(Data entries for graphics)
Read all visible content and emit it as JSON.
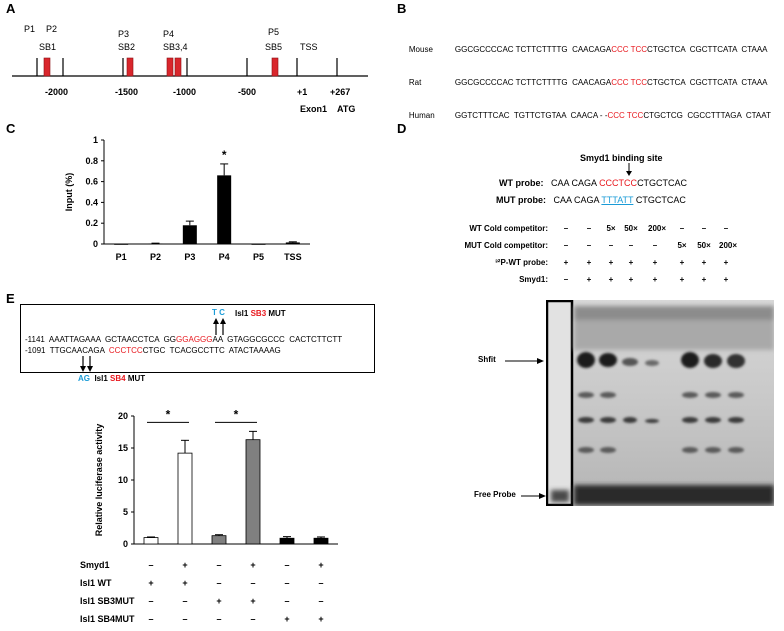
{
  "panelA": {
    "letter": "A",
    "primers": [
      "P1",
      "P2",
      "P3",
      "P4",
      "P5"
    ],
    "sites": [
      "SB1",
      "SB2",
      "SB3,4",
      "SB5"
    ],
    "tss": "TSS",
    "ticks": [
      "-2000",
      "-1500",
      "-1000",
      "-500",
      "+1",
      "+267"
    ],
    "exon": "Exon1",
    "atg": "ATG"
  },
  "panelB": {
    "letter": "B",
    "rows": [
      {
        "species": "Mouse",
        "pre": "GGCGCCCCAC TCTTCTTTTG  CAACAGA",
        "motif": "CCC TCC",
        "post": "CTGCTCA  CGCTTCATA  CTAAA"
      },
      {
        "species": "Rat",
        "pre": "GGCGCCCCAC TCTTCTTTTG  CAACAGA",
        "motif": "CCC TCC",
        "post": "CTGCTCA  CGCTTCATA  CTAAA"
      },
      {
        "species": "Human",
        "pre": "GGTCTTTCAC  TGTTCTGTAA  CAACA - -",
        "motif": "CCC TCC",
        "post": "CTGCTCG  CGCCTTTAGA  CTAAT"
      }
    ]
  },
  "panelC": {
    "letter": "C",
    "star": "*",
    "chart_data": {
      "type": "bar",
      "categories": [
        "P1",
        "P2",
        "P3",
        "P4",
        "P5",
        "TSS"
      ],
      "values": [
        0.0,
        0.005,
        0.18,
        0.66,
        0.0,
        0.015
      ],
      "errors": [
        0.0,
        0.003,
        0.04,
        0.11,
        0.0,
        0.006
      ],
      "ylabel": "Input (%)",
      "ylim": [
        0,
        1
      ],
      "yticks": [
        "0",
        "0.2",
        "0.4",
        "0.6",
        "0.8",
        "1"
      ],
      "annotations": [
        {
          "category": "P4",
          "text": "*"
        }
      ]
    }
  },
  "panelD": {
    "letter": "D",
    "site_label": "Smyd1 binding site",
    "wt_probe_label": "WT probe:",
    "wt_pre": "CAA CAGA",
    "wt_motif": "CCCTCC",
    "wt_post": "CTGCTCAC",
    "mut_probe_label": "MUT probe:",
    "mut_pre": "CAA CAGA",
    "mut_motif": "TTTATT",
    "mut_post": "CTGCTCAC",
    "rows": [
      {
        "label": "WT Cold competitor:",
        "cells": [
          "–",
          "–",
          "5×",
          "50×",
          "200×",
          "–",
          "–",
          "–"
        ]
      },
      {
        "label": "MUT  Cold competitor:",
        "cells": [
          "–",
          "–",
          "–",
          "–",
          "–",
          "5×",
          "50×",
          "200×"
        ]
      },
      {
        "label": "³²P-WT probe:",
        "cells": [
          "+",
          "+",
          "+",
          "+",
          "+",
          "+",
          "+",
          "+"
        ]
      },
      {
        "label": "Smyd1:",
        "cells": [
          "–",
          "+",
          "+",
          "+",
          "+",
          "+",
          "+",
          "+"
        ]
      }
    ],
    "shift_label": "Shfit",
    "free_label": "Free Probe"
  },
  "panelE": {
    "letter": "E",
    "seq_line1_num": "-1141",
    "seq_line1_a": "AAATTAGAAA  GCTAACCTCA  GG",
    "seq_line1_motif": "GGAGGG",
    "seq_line1_b": "AA  GTAGGCGCCC  CACTCTTCTT",
    "seq_line2_num": "-1091",
    "seq_line2_a": "TTGCAACAGA  ",
    "seq_line2_motif": "CCCTCC",
    "seq_line2_b": "CTGC  TCACGCCTTC  ATACTAAAAG",
    "sb3_sub": "T C",
    "sb3_pre": "Isl1 ",
    "sb3_site": "SB3",
    "sb3_post": " MUT",
    "sb4_sub": "AG",
    "sb4_pre": "Isl1 ",
    "sb4_site": "SB4",
    "sb4_post": " MUT",
    "chart_data": {
      "type": "bar",
      "categories": [
        "1",
        "2",
        "3",
        "4",
        "5",
        "6"
      ],
      "values": [
        1.0,
        14.2,
        1.3,
        16.3,
        0.9,
        0.9
      ],
      "errors": [
        0.1,
        2.0,
        0.15,
        1.3,
        0.25,
        0.2
      ],
      "colors": [
        "#ffffff",
        "#ffffff",
        "#808080",
        "#808080",
        "#000000",
        "#000000"
      ],
      "ylabel": "Relative luciferase activity",
      "ylim": [
        0,
        20
      ],
      "yticks": [
        "0",
        "5",
        "10",
        "15",
        "20"
      ],
      "annotations": [
        {
          "pair": [
            1,
            2
          ],
          "text": "*"
        },
        {
          "pair": [
            3,
            4
          ],
          "text": "*"
        }
      ]
    },
    "conditions": [
      {
        "label": "Smyd1",
        "cells": [
          "–",
          "+",
          "–",
          "+",
          "–",
          "+"
        ]
      },
      {
        "label": "Isl1 WT",
        "cells": [
          "+",
          "+",
          "–",
          "–",
          "–",
          "–"
        ]
      },
      {
        "label": "Isl1 SB3MUT",
        "cells": [
          "–",
          "–",
          "+",
          "+",
          "–",
          "–"
        ]
      },
      {
        "label": "Isl1 SB4MUT",
        "cells": [
          "–",
          "–",
          "–",
          "–",
          "+",
          "+"
        ]
      }
    ]
  }
}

#### [REQUIREMENTS]
Set down all the data again exactly as above, pictures excluded.

#### [PROBLEM SOLUTION]
Read all visible content and emit it as JSON.
{
  "panelA": {
    "letter": "A",
    "primers": [
      "P1",
      "P2",
      "P3",
      "P4",
      "P5"
    ],
    "sites": [
      "SB1",
      "SB2",
      "SB3,4",
      "SB5"
    ],
    "tss": "TSS",
    "ticks": [
      "-2000",
      "-1500",
      "-1000",
      "-500",
      "+1",
      "+267"
    ],
    "exon": "Exon1",
    "atg": "ATG"
  },
  "panelB": {
    "letter": "B",
    "rows": [
      {
        "species": "Mouse",
        "pre": "GGCGCCCCAC TCTTCTTTTG  CAACAGA",
        "motif": "CCC TCC",
        "post": "CTGCTCA  CGCTTCATA  CTAAA"
      },
      {
        "species": "Rat",
        "pre": "GGCGCCCCAC TCTTCTTTTG  CAACAGA",
        "motif": "CCC TCC",
        "post": "CTGCTCA  CGCTTCATA  CTAAA"
      },
      {
        "species": "Human",
        "pre": "GGTCTTTCAC  TGTTCTGTAA  CAACA - -",
        "motif": "CCC TCC",
        "post": "CTGCTCG  CGCCTTTAGA  CTAAT"
      }
    ]
  },
  "panelC": {
    "letter": "C",
    "star": "*",
    "chart_data": {
      "type": "bar",
      "categories": [
        "P1",
        "P2",
        "P3",
        "P4",
        "P5",
        "TSS"
      ],
      "values": [
        0.0,
        0.005,
        0.18,
        0.66,
        0.0,
        0.015
      ],
      "errors": [
        0.0,
        0.003,
        0.04,
        0.11,
        0.0,
        0.006
      ],
      "ylabel": "Input (%)",
      "ylim": [
        0,
        1
      ],
      "yticks": [
        "0",
        "0.2",
        "0.4",
        "0.6",
        "0.8",
        "1"
      ],
      "annotations": [
        {
          "category": "P4",
          "text": "*"
        }
      ]
    }
  },
  "panelD": {
    "letter": "D",
    "site_label": "Smyd1 binding site",
    "wt_probe_label": "WT probe:",
    "wt_pre": "CAA CAGA",
    "wt_motif": "CCCTCC",
    "wt_post": "CTGCTCAC",
    "mut_probe_label": "MUT probe:",
    "mut_pre": "CAA CAGA",
    "mut_motif": "TTTATT",
    "mut_post": "CTGCTCAC",
    "rows": [
      {
        "label": "WT Cold competitor:",
        "cells": [
          "–",
          "–",
          "5×",
          "50×",
          "200×",
          "–",
          "–",
          "–"
        ]
      },
      {
        "label": "MUT  Cold competitor:",
        "cells": [
          "–",
          "–",
          "–",
          "–",
          "–",
          "5×",
          "50×",
          "200×"
        ]
      },
      {
        "label": "³²P-WT probe:",
        "cells": [
          "+",
          "+",
          "+",
          "+",
          "+",
          "+",
          "+",
          "+"
        ]
      },
      {
        "label": "Smyd1:",
        "cells": [
          "–",
          "+",
          "+",
          "+",
          "+",
          "+",
          "+",
          "+"
        ]
      }
    ],
    "shift_label": "Shfit",
    "free_label": "Free Probe"
  },
  "panelE": {
    "letter": "E",
    "seq_line1_num": "-1141",
    "seq_line1_a": "AAATTAGAAA  GCTAACCTCA  GG",
    "seq_line1_motif": "GGAGGG",
    "seq_line1_b": "AA  GTAGGCGCCC  CACTCTTCTT",
    "seq_line2_num": "-1091",
    "seq_line2_a": "TTGCAACAGA  ",
    "seq_line2_motif": "CCCTCC",
    "seq_line2_b": "CTGC  TCACGCCTTC  ATACTAAAAG",
    "sb3_sub": "T C",
    "sb3_pre": "Isl1 ",
    "sb3_site": "SB3",
    "sb3_post": " MUT",
    "sb4_sub": "AG",
    "sb4_pre": "Isl1 ",
    "sb4_site": "SB4",
    "sb4_post": " MUT",
    "chart_data": {
      "type": "bar",
      "categories": [
        "1",
        "2",
        "3",
        "4",
        "5",
        "6"
      ],
      "values": [
        1.0,
        14.2,
        1.3,
        16.3,
        0.9,
        0.9
      ],
      "errors": [
        0.1,
        2.0,
        0.15,
        1.3,
        0.25,
        0.2
      ],
      "colors": [
        "#ffffff",
        "#ffffff",
        "#808080",
        "#808080",
        "#000000",
        "#000000"
      ],
      "ylabel": "Relative luciferase activity",
      "ylim": [
        0,
        20
      ],
      "yticks": [
        "0",
        "5",
        "10",
        "15",
        "20"
      ],
      "annotations": [
        {
          "pair": [
            1,
            2
          ],
          "text": "*"
        },
        {
          "pair": [
            3,
            4
          ],
          "text": "*"
        }
      ]
    },
    "conditions": [
      {
        "label": "Smyd1",
        "cells": [
          "–",
          "+",
          "–",
          "+",
          "–",
          "+"
        ]
      },
      {
        "label": "Isl1 WT",
        "cells": [
          "+",
          "+",
          "–",
          "–",
          "–",
          "–"
        ]
      },
      {
        "label": "Isl1 SB3MUT",
        "cells": [
          "–",
          "–",
          "+",
          "+",
          "–",
          "–"
        ]
      },
      {
        "label": "Isl1 SB4MUT",
        "cells": [
          "–",
          "–",
          "–",
          "–",
          "+",
          "+"
        ]
      }
    ]
  }
}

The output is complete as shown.